[Saved entries]

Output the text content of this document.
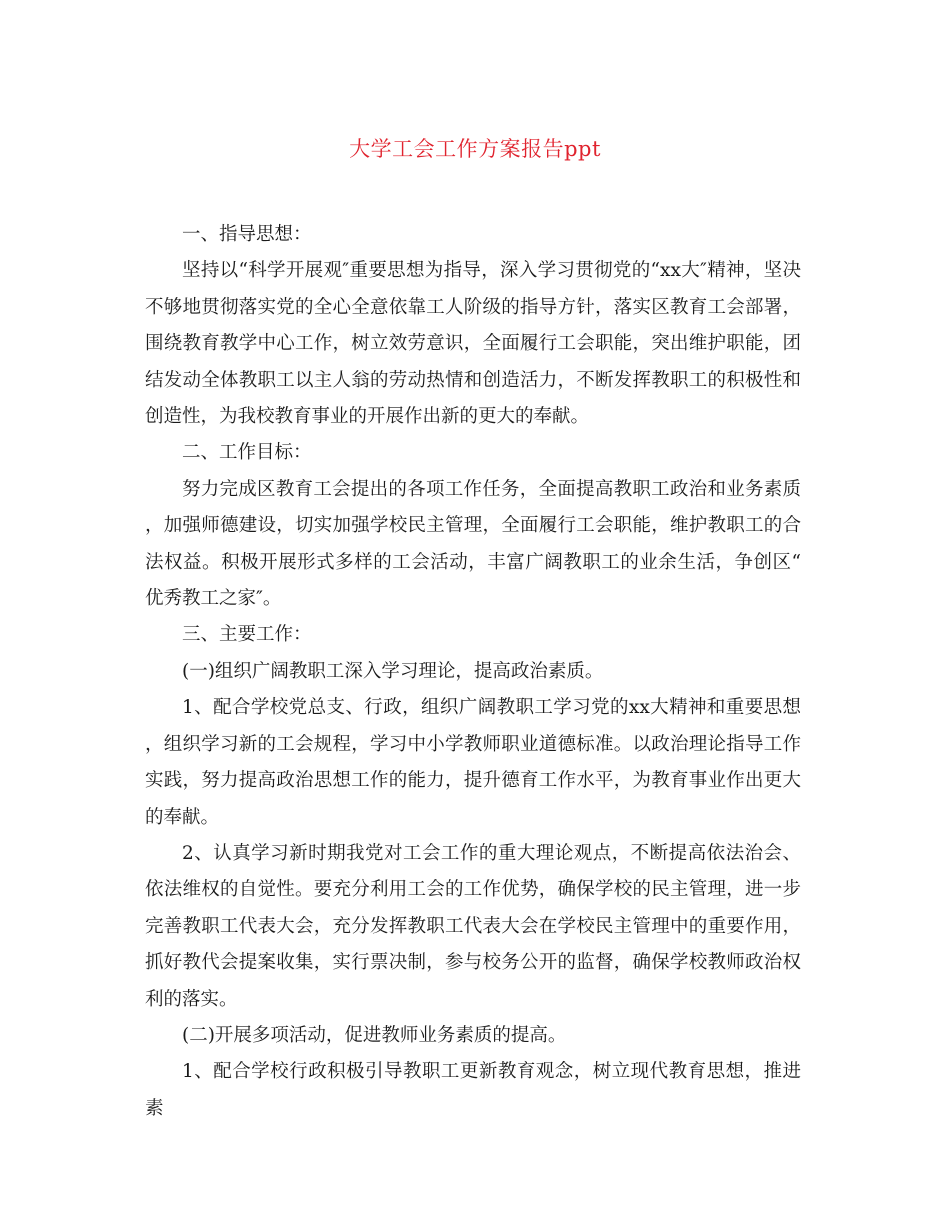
大学工会工作方案报告ppt

一、指导思想：

坚持以“科学开展观″重要思想为指导，深入学习贯彻党的“xx大″精神，坚决不够地贯彻落实党的全心全意依靠工人阶级的指导方针，落实区教育工会部署，围绕教育教学中心工作，树立效劳意识，全面履行工会职能，突出维护职能，团结发动全体教职工以主人翁的劳动热情和创造活力，不断发挥教职工的积极性和创造性，为我校教育事业的开展作出新的更大的奉献。

二、工作目标：

努力完成区教育工会提出的各项工作任务，全面提高教职工政治和业务素质，加强师德建设，切实加强学校民主管理，全面履行工会职能，维护教职工的合法权益。积极开展形式多样的工会活动，丰富广阔教职工的业余生活，争创区“优秀教工之家″。

三、主要工作：

(一)组织广阔教职工深入学习理论，提高政治素质。

1、配合学校党总支、行政，组织广阔教职工学习党的xx大精神和重要思想，组织学习新的工会规程，学习中小学教师职业道德标准。以政治理论指导工作实践，努力提高政治思想工作的能力，提升德育工作水平，为教育事业作出更大的奉献。

2、认真学习新时期我党对工会工作的重大理论观点，不断提高依法治会、依法维权的自觉性。要充分利用工会的工作优势，确保学校的民主管理，进一步完善教职工代表大会，充分发挥教职工代表大会在学校民主管理中的重要作用，抓好教代会提案收集，实行票决制，参与校务公开的监督，确保学校教师政治权利的落实。

(二)开展多项活动，促进教师业务素质的提高。

1、配合学校行政积极引导教职工更新教育观念，树立现代教育思想，推进素
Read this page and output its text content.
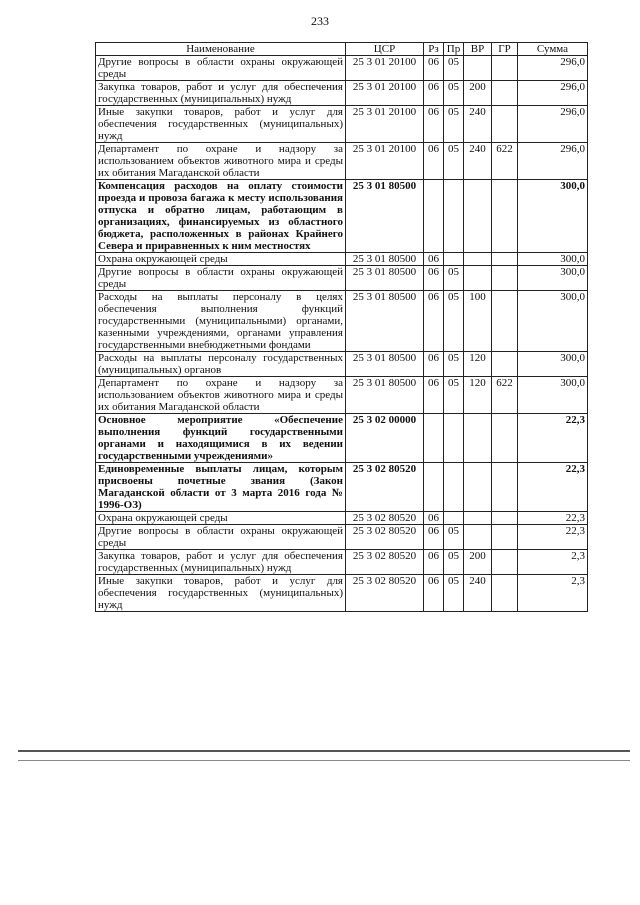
233
Наименование	ЦСР	Рз	Пр	ВР	ГР	Сумма
Другие вопросы в области охраны окружающей среды	25 3 01 20100	06	05			296,0
Закупка товаров, работ и услуг для обеспечения государственных (муниципальных) нужд	25 3 01 20100	06	05	200		296,0
Иные закупки товаров, работ и услуг для обеспечения государственных (муниципальных) нужд	25 3 01 20100	06	05	240		296,0
Департамент по охране и надзору за использованием объектов животного мира и среды их обитания Магаданской области	25 3 01 20100	06	05	240	622	296,0
Компенсация расходов на оплату стоимости проезда и провоза багажа к месту использования отпуска и обратно лицам, работающим в организациях, финансируемых из областного бюджета, расположенных в районах Крайнего Севера и приравненных к ним местностях	25 3 01 80500					300,0
Охрана окружающей среды	25 3 01 80500	06				300,0
Другие вопросы в области охраны окружающей среды	25 3 01 80500	06	05			300,0
Расходы на выплаты персоналу в целях обеспечения выполнения функций государственными (муниципальными) органами, казенными учреждениями, органами управления государственными внебюджетными фондами	25 3 01 80500	06	05	100		300,0
Расходы на выплаты персоналу государственных (муниципальных) органов	25 3 01 80500	06	05	120		300,0
Департамент по охране и надзору за использованием объектов животного мира и среды их обитания Магаданской области	25 3 01 80500	06	05	120	622	300,0
Основное мероприятие «Обеспечение выполнения функций государственными органами и находящимися в их ведении государственными учреждениями»	25 3 02 00000					22,3
Единовременные выплаты лицам, которым присвоены почетные звания (Закон Магаданской области от 3 марта 2016 года № 1996-ОЗ)	25 3 02 80520					22,3
Охрана окружающей среды	25 3 02 80520	06				22,3
Другие вопросы в области охраны окружающей среды	25 3 02 80520	06	05			22,3
Закупка товаров, работ и услуг для обеспечения государственных (муниципальных) нужд	25 3 02 80520	06	05	200		2,3
Иные закупки товаров, работ и услуг для обеспечения государственных (муниципальных) нужд	25 3 02 80520	06	05	240		2,3
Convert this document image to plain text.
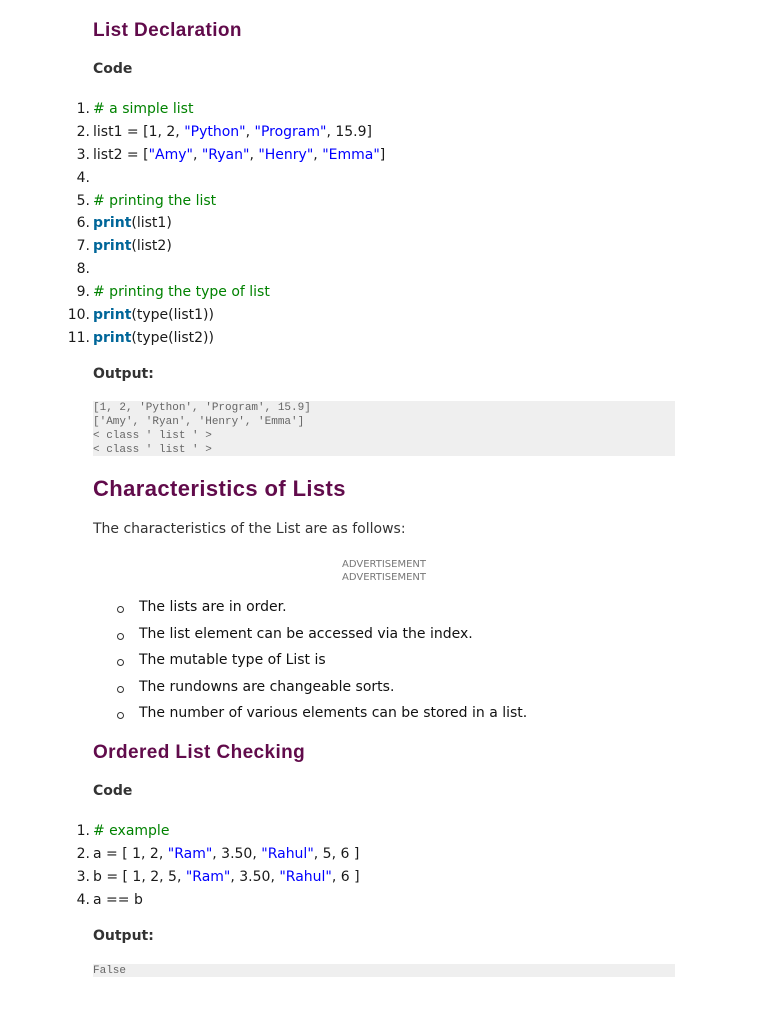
List Declaration
Code
1. # a simple list
2. list1 = [1, 2, "Python", "Program", 15.9]
3. list2 = ["Amy", "Ryan", "Henry", "Emma"]
4.
5. # printing the list
6. print(list1)
7. print(list2)
8.
9. # printing the type of list
10. print(type(list1))
11. print(type(list2))
Output:
[1, 2, 'Python', 'Program', 15.9]
['Amy', 'Ryan', 'Henry', 'Emma']
< class ' list ' >
< class ' list ' >
Characteristics of Lists
The characteristics of the List are as follows:
ADVERTISEMENT
ADVERTISEMENT
The lists are in order.
The list element can be accessed via the index.
The mutable type of List is
The rundowns are changeable sorts.
The number of various elements can be stored in a list.
Ordered List Checking
Code
1. # example
2. a = [ 1, 2, "Ram", 3.50, "Rahul", 5, 6 ]
3. b = [ 1, 2, 5, "Ram", 3.50, "Rahul", 6 ]
4. a == b
Output:
False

What is asked: Take only the line containing "Convert this document image to plain text." and every line after it to the end of the entries, and copy them exactly, pictures excluded.

Solution to this exercise:
Convert this document image to plain text.
List Declaration
Code
1. # a simple list
2. list1 = [1, 2, "Python", "Program", 15.9]
3. list2 = ["Amy", "Ryan", "Henry", "Emma"]
4.
5. # printing the list
6. print(list1)
7. print(list2)
8.
9. # printing the type of list
10. print(type(list1))
11. print(type(list2))
Output:
[1, 2, 'Python', 'Program', 15.9]
['Amy', 'Ryan', 'Henry', 'Emma']
< class ' list ' >
< class ' list ' >
Characteristics of Lists
The characteristics of the List are as follows:
ADVERTISEMENT
ADVERTISEMENT
The lists are in order.
The list element can be accessed via the index.
The mutable type of List is
The rundowns are changeable sorts.
The number of various elements can be stored in a list.
Ordered List Checking
Code
1. # example
2. a = [ 1, 2, "Ram", 3.50, "Rahul", 5, 6 ]
3. b = [ 1, 2, 5, "Ram", 3.50, "Rahul", 6 ]
4. a == b
Output:
False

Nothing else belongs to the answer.